Aim:
Without the pictures, print each of the records below exactly as it appears.

Information given:
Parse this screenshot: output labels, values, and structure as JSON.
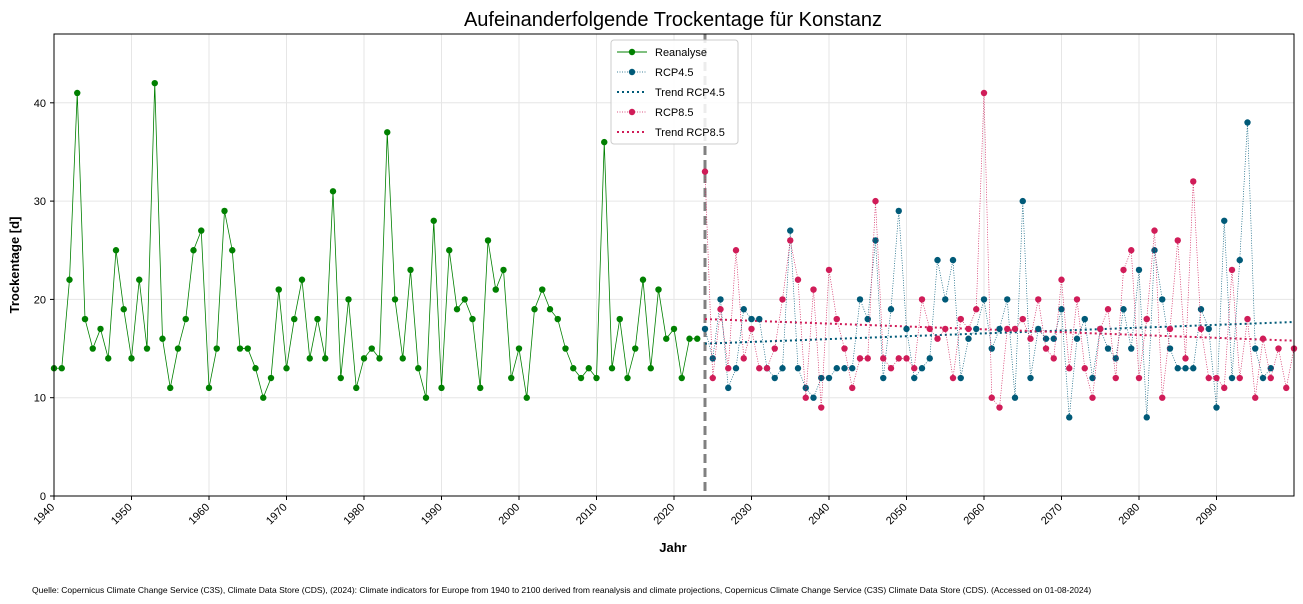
{
  "chart_data": {
    "type": "line",
    "title": "Aufeinanderfolgende Trockentage für Konstanz",
    "xlabel": "Jahr",
    "ylabel": "Trockentage [d]",
    "xlim": [
      1940,
      2100
    ],
    "ylim": [
      0,
      47
    ],
    "x_ticks": [
      "1940",
      "1950",
      "1960",
      "1970",
      "1980",
      "1990",
      "2000",
      "2010",
      "2020",
      "2030",
      "2040",
      "2050",
      "2060",
      "2070",
      "2080",
      "2090"
    ],
    "y_ticks": [
      "0",
      "10",
      "20",
      "30",
      "40"
    ],
    "grid": true,
    "legend_position": "top-center",
    "divider_year": 2024,
    "series": [
      {
        "name": "Reanalyse",
        "color": "#008000",
        "x_start": 1940,
        "values": [
          13,
          13,
          22,
          41,
          18,
          15,
          17,
          14,
          25,
          19,
          14,
          22,
          15,
          42,
          16,
          11,
          15,
          18,
          25,
          27,
          11,
          15,
          29,
          25,
          15,
          15,
          13,
          10,
          12,
          21,
          13,
          18,
          22,
          14,
          18,
          14,
          31,
          12,
          20,
          11,
          14,
          15,
          14,
          37,
          20,
          14,
          23,
          13,
          10,
          28,
          11,
          25,
          19,
          20,
          18,
          11,
          26,
          21,
          23,
          12,
          15,
          10,
          19,
          21,
          19,
          18,
          15,
          13,
          12,
          13,
          12,
          36,
          13,
          18,
          12,
          15,
          22,
          13,
          21,
          16,
          17,
          12,
          16,
          16
        ]
      },
      {
        "name": "RCP4.5",
        "color": "#005a78",
        "x_start": 2024,
        "values": [
          17,
          14,
          20,
          11,
          13,
          19,
          18,
          18,
          13,
          12,
          13,
          27,
          13,
          11,
          10,
          12,
          12,
          13,
          13,
          13,
          20,
          18,
          26,
          12,
          19,
          29,
          17,
          12,
          13,
          14,
          24,
          20,
          24,
          12,
          16,
          17,
          20,
          15,
          17,
          20,
          10,
          30,
          12,
          17,
          16,
          16,
          19,
          8,
          16,
          18,
          12,
          17,
          15,
          14,
          19,
          15,
          23,
          8,
          25,
          20,
          15,
          13,
          13,
          13,
          19,
          17,
          9,
          28,
          12,
          24,
          38,
          15,
          12,
          13
        ]
      },
      {
        "name": "Trend RCP4.5",
        "color": "#005a78",
        "style": "dotted",
        "x": [
          2024,
          2100
        ],
        "values": [
          15.5,
          17.7
        ]
      },
      {
        "name": "RCP8.5",
        "color": "#d01c58",
        "x_start": 2024,
        "values": [
          33,
          12,
          19,
          13,
          25,
          14,
          17,
          13,
          13,
          15,
          20,
          26,
          22,
          10,
          21,
          9,
          23,
          18,
          15,
          11,
          14,
          14,
          30,
          14,
          13,
          14,
          14,
          13,
          20,
          17,
          16,
          17,
          12,
          18,
          17,
          19,
          41,
          10,
          9,
          17,
          17,
          18,
          16,
          20,
          15,
          14,
          22,
          13,
          20,
          13,
          10,
          17,
          19,
          12,
          23,
          25,
          12,
          18,
          27,
          10,
          17,
          26,
          14,
          32,
          17,
          12,
          12,
          11,
          23,
          12,
          18,
          10,
          16,
          12,
          15,
          11,
          15
        ]
      },
      {
        "name": "Trend RCP8.5",
        "color": "#d01c58",
        "style": "dotted",
        "x": [
          2024,
          2100
        ],
        "values": [
          18.0,
          15.8
        ]
      }
    ]
  },
  "source_text": "Quelle: Copernicus Climate Change Service (C3S), Climate Data Store (CDS), (2024): Climate indicators for Europe from 1940 to 2100 derived from reanalysis and climate projections, Copernicus Climate Change Service (C3S) Climate Data Store (CDS). (Accessed on 01-08-2024)"
}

Solution:
Parse this screenshot: output labels, values, and structure as JSON.
{
  "chart_data": {
    "type": "line",
    "title": "Aufeinanderfolgende Trockentage für Konstanz",
    "xlabel": "Jahr",
    "ylabel": "Trockentage [d]",
    "xlim": [
      1940,
      2100
    ],
    "ylim": [
      0,
      47
    ],
    "x_ticks": [
      "1940",
      "1950",
      "1960",
      "1970",
      "1980",
      "1990",
      "2000",
      "2010",
      "2020",
      "2030",
      "2040",
      "2050",
      "2060",
      "2070",
      "2080",
      "2090"
    ],
    "y_ticks": [
      "0",
      "10",
      "20",
      "30",
      "40"
    ],
    "grid": true,
    "legend_position": "top-center",
    "divider_year": 2024,
    "series": [
      {
        "name": "Reanalyse",
        "color": "#008000",
        "x_start": 1940,
        "values": [
          13,
          13,
          22,
          41,
          18,
          15,
          17,
          14,
          25,
          19,
          14,
          22,
          15,
          42,
          16,
          11,
          15,
          18,
          25,
          27,
          11,
          15,
          29,
          25,
          15,
          15,
          13,
          10,
          12,
          21,
          13,
          18,
          22,
          14,
          18,
          14,
          31,
          12,
          20,
          11,
          14,
          15,
          14,
          37,
          20,
          14,
          23,
          13,
          10,
          28,
          11,
          25,
          19,
          20,
          18,
          11,
          26,
          21,
          23,
          12,
          15,
          10,
          19,
          21,
          19,
          18,
          15,
          13,
          12,
          13,
          12,
          36,
          13,
          18,
          12,
          15,
          22,
          13,
          21,
          16,
          17,
          12,
          16,
          16
        ]
      },
      {
        "name": "RCP4.5",
        "color": "#005a78",
        "x_start": 2024,
        "values": [
          17,
          14,
          20,
          11,
          13,
          19,
          18,
          18,
          13,
          12,
          13,
          27,
          13,
          11,
          10,
          12,
          12,
          13,
          13,
          13,
          20,
          18,
          26,
          12,
          19,
          29,
          17,
          12,
          13,
          14,
          24,
          20,
          24,
          12,
          16,
          17,
          20,
          15,
          17,
          20,
          10,
          30,
          12,
          17,
          16,
          16,
          19,
          8,
          16,
          18,
          12,
          17,
          15,
          14,
          19,
          15,
          23,
          8,
          25,
          20,
          15,
          13,
          13,
          13,
          19,
          17,
          9,
          28,
          12,
          24,
          38,
          15,
          12,
          13
        ]
      },
      {
        "name": "Trend RCP4.5",
        "color": "#005a78",
        "style": "dotted",
        "x": [
          2024,
          2100
        ],
        "values": [
          15.5,
          17.7
        ]
      },
      {
        "name": "RCP8.5",
        "color": "#d01c58",
        "x_start": 2024,
        "values": [
          33,
          12,
          19,
          13,
          25,
          14,
          17,
          13,
          13,
          15,
          20,
          26,
          22,
          10,
          21,
          9,
          23,
          18,
          15,
          11,
          14,
          14,
          30,
          14,
          13,
          14,
          14,
          13,
          20,
          17,
          16,
          17,
          12,
          18,
          17,
          19,
          41,
          10,
          9,
          17,
          17,
          18,
          16,
          20,
          15,
          14,
          22,
          13,
          20,
          13,
          10,
          17,
          19,
          12,
          23,
          25,
          12,
          18,
          27,
          10,
          17,
          26,
          14,
          32,
          17,
          12,
          12,
          11,
          23,
          12,
          18,
          10,
          16,
          12,
          15,
          11,
          15
        ]
      },
      {
        "name": "Trend RCP8.5",
        "color": "#d01c58",
        "style": "dotted",
        "x": [
          2024,
          2100
        ],
        "values": [
          18.0,
          15.8
        ]
      }
    ]
  },
  "source_text": "Quelle: Copernicus Climate Change Service (C3S), Climate Data Store (CDS), (2024): Climate indicators for Europe from 1940 to 2100 derived from reanalysis and climate projections, Copernicus Climate Change Service (C3S) Climate Data Store (CDS). (Accessed on 01-08-2024)"
}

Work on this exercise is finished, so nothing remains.